Objective:
Return, exactly, the line that contains "Output the text content of this document." together with all lines after it to the end of the entries, and no further lines.

Data in this exercise:

━━━━━━━━

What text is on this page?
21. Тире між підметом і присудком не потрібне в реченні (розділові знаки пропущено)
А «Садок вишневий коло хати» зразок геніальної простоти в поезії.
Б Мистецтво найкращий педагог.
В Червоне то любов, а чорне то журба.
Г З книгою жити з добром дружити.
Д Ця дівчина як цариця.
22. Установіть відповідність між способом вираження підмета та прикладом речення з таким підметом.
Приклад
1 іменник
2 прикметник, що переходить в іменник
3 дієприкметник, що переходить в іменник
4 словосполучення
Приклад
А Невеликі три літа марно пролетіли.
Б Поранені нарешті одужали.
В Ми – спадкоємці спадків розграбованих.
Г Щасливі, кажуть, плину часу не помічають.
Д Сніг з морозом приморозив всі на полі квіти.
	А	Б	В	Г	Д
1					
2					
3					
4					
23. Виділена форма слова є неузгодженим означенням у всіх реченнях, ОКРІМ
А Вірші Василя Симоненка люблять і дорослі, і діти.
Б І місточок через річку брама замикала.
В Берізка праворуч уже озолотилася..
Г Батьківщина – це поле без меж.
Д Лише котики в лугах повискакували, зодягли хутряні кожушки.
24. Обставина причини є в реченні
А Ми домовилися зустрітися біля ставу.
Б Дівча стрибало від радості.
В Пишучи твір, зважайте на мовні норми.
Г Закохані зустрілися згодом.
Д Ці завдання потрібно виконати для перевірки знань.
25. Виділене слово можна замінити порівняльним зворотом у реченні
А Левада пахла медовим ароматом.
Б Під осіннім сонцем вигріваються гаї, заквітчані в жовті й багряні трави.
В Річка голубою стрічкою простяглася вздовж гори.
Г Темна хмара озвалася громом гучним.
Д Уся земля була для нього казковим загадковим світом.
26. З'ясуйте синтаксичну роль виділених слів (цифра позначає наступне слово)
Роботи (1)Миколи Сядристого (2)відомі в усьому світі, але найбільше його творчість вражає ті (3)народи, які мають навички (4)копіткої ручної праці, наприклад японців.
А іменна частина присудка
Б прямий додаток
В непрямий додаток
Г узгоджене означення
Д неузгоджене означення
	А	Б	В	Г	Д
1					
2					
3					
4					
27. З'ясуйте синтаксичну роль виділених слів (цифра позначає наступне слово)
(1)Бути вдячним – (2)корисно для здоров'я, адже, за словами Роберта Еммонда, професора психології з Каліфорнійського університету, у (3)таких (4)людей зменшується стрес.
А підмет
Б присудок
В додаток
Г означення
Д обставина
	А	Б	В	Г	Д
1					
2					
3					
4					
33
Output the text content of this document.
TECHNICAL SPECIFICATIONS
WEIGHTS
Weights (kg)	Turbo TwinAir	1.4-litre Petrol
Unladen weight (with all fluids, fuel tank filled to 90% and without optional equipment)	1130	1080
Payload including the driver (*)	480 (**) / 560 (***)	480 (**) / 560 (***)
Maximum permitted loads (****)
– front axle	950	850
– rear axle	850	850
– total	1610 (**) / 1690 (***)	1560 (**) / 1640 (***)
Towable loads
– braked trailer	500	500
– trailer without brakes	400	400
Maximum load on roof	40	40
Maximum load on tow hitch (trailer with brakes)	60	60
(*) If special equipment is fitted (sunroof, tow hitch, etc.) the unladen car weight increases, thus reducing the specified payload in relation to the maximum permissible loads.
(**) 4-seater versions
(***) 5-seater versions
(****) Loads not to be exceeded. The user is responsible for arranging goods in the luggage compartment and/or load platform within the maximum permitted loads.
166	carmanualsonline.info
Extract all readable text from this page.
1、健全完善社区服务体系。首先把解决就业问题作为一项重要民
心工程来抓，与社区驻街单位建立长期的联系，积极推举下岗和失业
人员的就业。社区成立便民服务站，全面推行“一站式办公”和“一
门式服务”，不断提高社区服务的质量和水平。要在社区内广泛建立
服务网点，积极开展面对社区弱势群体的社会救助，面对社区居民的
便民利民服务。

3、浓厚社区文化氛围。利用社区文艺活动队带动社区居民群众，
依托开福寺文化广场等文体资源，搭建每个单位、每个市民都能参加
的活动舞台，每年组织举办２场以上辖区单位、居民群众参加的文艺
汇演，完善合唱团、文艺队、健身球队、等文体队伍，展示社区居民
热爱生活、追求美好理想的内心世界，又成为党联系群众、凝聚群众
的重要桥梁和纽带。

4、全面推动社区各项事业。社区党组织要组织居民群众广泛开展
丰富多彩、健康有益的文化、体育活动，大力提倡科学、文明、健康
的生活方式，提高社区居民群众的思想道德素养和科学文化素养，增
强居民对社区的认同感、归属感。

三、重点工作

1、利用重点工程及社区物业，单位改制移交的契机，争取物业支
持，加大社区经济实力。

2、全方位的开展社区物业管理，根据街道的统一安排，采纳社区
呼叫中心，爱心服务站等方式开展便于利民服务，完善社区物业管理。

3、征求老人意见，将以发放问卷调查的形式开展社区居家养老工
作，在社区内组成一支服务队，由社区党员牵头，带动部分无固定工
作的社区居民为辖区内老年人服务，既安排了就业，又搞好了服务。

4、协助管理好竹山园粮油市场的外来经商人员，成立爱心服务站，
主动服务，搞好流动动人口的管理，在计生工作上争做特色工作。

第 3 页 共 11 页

━━━━━━━━

Response to this task:
Output the text content of this document.
TECHNICAL SPECIFICATIONS
WEIGHTS
Weights (kg)	Turbo TwinAir	1.4-litre Petrol
Unladen weight (with all fluids, fuel tank filled to 90% and without optional equipment)	1130	1080
Payload including the driver (*)	480 (**) / 560 (***)	480 (**) / 560 (***)
Maximum permitted loads (****)
– front axle	950	850
– rear axle	850	850
– total	1610 (**) / 1690 (***)	1560 (**) / 1640 (***)
Towable loads
– braked trailer	500	500
– trailer without brakes	400	400
Maximum load on roof	40	40
Maximum load on tow hitch (trailer with brakes)	60	60
(*) If special equipment is fitted (sunroof, tow hitch, etc.) the unladen car weight increases, thus reducing the specified payload in relation to the maximum permissible loads.
(**) 4-seater versions
(***) 5-seater versions
(****) Loads not to be exceeded. The user is responsible for arranging goods in the luggage compartment and/or load platform within the maximum permitted loads.
166	carmanualsonline.info
Extract all readable text from this page.
1、健全完善社区服务体系。首先把解决就业问题作为一项重要民
心工程来抓，与社区驻街单位建立长期的联系，积极推举下岗和失业
人员的就业。社区成立便民服务站，全面推行“一站式办公”和“一
门式服务”，不断提高社区服务的质量和水平。要在社区内广泛建立
服务网点，积极开展面对社区弱势群体的社会救助，面对社区居民的
便民利民服务。

3、浓厚社区文化氛围。利用社区文艺活动队带动社区居民群众，
依托开福寺文化广场等文体资源，搭建每个单位、每个市民都能参加
的活动舞台，每年组织举办２场以上辖区单位、居民群众参加的文艺
汇演，完善合唱团、文艺队、健身球队、等文体队伍，展示社区居民
热爱生活、追求美好理想的内心世界，又成为党联系群众、凝聚群众
的重要桥梁和纽带。

4、全面推动社区各项事业。社区党组织要组织居民群众广泛开展
丰富多彩、健康有益的文化、体育活动，大力提倡科学、文明、健康
的生活方式，提高社区居民群众的思想道德素养和科学文化素养，增
强居民对社区的认同感、归属感。

三、重点工作

1、利用重点工程及社区物业，单位改制移交的契机，争取物业支
持，加大社区经济实力。

2、全方位的开展社区物业管理，根据街道的统一安排，采纳社区
呼叫中心，爱心服务站等方式开展便于利民服务，完善社区物业管理。

3、征求老人意见，将以发放问卷调查的形式开展社区居家养老工
作，在社区内组成一支服务队，由社区党员牵头，带动部分无固定工
作的社区居民为辖区内老年人服务，既安排了就业，又搞好了服务。

4、协助管理好竹山园粮油市场的外来经商人员，成立爱心服务站，
主动服务，搞好流动动人口的管理，在计生工作上争做特色工作。

第 3 页 共 11 页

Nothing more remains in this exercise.